## WRITTEN INSTRUCTION
All of the material below is to be retyped exactly.
─── RECORDS SHOWN ───
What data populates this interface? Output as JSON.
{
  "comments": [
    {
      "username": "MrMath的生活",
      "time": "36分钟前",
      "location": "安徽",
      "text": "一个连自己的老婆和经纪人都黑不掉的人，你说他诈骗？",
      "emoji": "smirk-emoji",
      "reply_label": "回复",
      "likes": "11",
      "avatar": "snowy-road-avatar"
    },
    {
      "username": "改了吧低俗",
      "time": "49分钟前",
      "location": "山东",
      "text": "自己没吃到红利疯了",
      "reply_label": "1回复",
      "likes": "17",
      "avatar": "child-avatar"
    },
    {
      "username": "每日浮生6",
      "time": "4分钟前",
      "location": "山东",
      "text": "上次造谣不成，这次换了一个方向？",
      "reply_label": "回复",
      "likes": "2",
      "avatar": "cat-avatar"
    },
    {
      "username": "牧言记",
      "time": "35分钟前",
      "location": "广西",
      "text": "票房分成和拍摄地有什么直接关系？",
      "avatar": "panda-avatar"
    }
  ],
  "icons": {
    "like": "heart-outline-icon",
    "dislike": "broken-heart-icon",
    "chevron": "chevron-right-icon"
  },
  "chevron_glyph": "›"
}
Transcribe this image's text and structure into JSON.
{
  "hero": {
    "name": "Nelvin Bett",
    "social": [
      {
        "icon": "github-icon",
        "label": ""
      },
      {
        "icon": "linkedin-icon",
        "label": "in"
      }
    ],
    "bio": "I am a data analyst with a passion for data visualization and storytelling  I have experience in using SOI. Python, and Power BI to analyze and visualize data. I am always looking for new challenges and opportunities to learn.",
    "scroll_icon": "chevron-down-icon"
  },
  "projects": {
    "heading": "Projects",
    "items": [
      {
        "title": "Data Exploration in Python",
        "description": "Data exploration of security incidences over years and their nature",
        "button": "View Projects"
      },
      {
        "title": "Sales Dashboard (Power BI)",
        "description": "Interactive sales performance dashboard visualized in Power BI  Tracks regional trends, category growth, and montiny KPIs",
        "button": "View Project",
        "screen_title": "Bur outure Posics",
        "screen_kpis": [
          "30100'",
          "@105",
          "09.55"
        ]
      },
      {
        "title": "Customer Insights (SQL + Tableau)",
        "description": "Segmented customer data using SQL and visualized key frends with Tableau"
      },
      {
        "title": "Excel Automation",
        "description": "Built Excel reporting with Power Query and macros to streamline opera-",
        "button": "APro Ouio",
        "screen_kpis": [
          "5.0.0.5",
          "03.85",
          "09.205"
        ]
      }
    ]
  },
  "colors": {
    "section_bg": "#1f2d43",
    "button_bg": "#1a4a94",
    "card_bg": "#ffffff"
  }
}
───
## THE COMPLETED TASK
What data populates this interface? Output as JSON.
{
  "comments": [
    {
      "username": "MrMath的生活",
      "time": "36分钟前",
      "location": "安徽",
      "text": "一个连自己的老婆和经纪人都黑不掉的人，你说他诈骗？",
      "emoji": "smirk-emoji",
      "reply_label": "回复",
      "likes": "11",
      "avatar": "snowy-road-avatar"
    },
    {
      "username": "改了吧低俗",
      "time": "49分钟前",
      "location": "山东",
      "text": "自己没吃到红利疯了",
      "reply_label": "1回复",
      "likes": "17",
      "avatar": "child-avatar"
    },
    {
      "username": "每日浮生6",
      "time": "4分钟前",
      "location": "山东",
      "text": "上次造谣不成，这次换了一个方向？",
      "reply_label": "回复",
      "likes": "2",
      "avatar": "cat-avatar"
    },
    {
      "username": "牧言记",
      "time": "35分钟前",
      "location": "广西",
      "text": "票房分成和拍摄地有什么直接关系？",
      "avatar": "panda-avatar"
    }
  ],
  "icons": {
    "like": "heart-outline-icon",
    "dislike": "broken-heart-icon",
    "chevron": "chevron-right-icon"
  },
  "chevron_glyph": "›"
}
Transcribe this image's text and structure into JSON.
{
  "hero": {
    "name": "Nelvin Bett",
    "social": [
      {
        "icon": "github-icon",
        "label": ""
      },
      {
        "icon": "linkedin-icon",
        "label": "in"
      }
    ],
    "bio": "I am a data analyst with a passion for data visualization and storytelling  I have experience in using SOI. Python, and Power BI to analyze and visualize data. I am always looking for new challenges and opportunities to learn.",
    "scroll_icon": "chevron-down-icon"
  },
  "projects": {
    "heading": "Projects",
    "items": [
      {
        "title": "Data Exploration in Python",
        "description": "Data exploration of security incidences over years and their nature",
        "button": "View Projects"
      },
      {
        "title": "Sales Dashboard (Power BI)",
        "description": "Interactive sales performance dashboard visualized in Power BI  Tracks regional trends, category growth, and montiny KPIs",
        "button": "View Project",
        "screen_title": "Bur outure Posics",
        "screen_kpis": [
          "30100'",
          "@105",
          "09.55"
        ]
      },
      {
        "title": "Customer Insights (SQL + Tableau)",
        "description": "Segmented customer data using SQL and visualized key frends with Tableau"
      },
      {
        "title": "Excel Automation",
        "description": "Built Excel reporting with Power Query and macros to streamline opera-",
        "button": "APro Ouio",
        "screen_kpis": [
          "5.0.0.5",
          "03.85",
          "09.205"
        ]
      }
    ]
  },
  "colors": {
    "section_bg": "#1f2d43",
    "button_bg": "#1a4a94",
    "card_bg": "#ffffff"
  }
}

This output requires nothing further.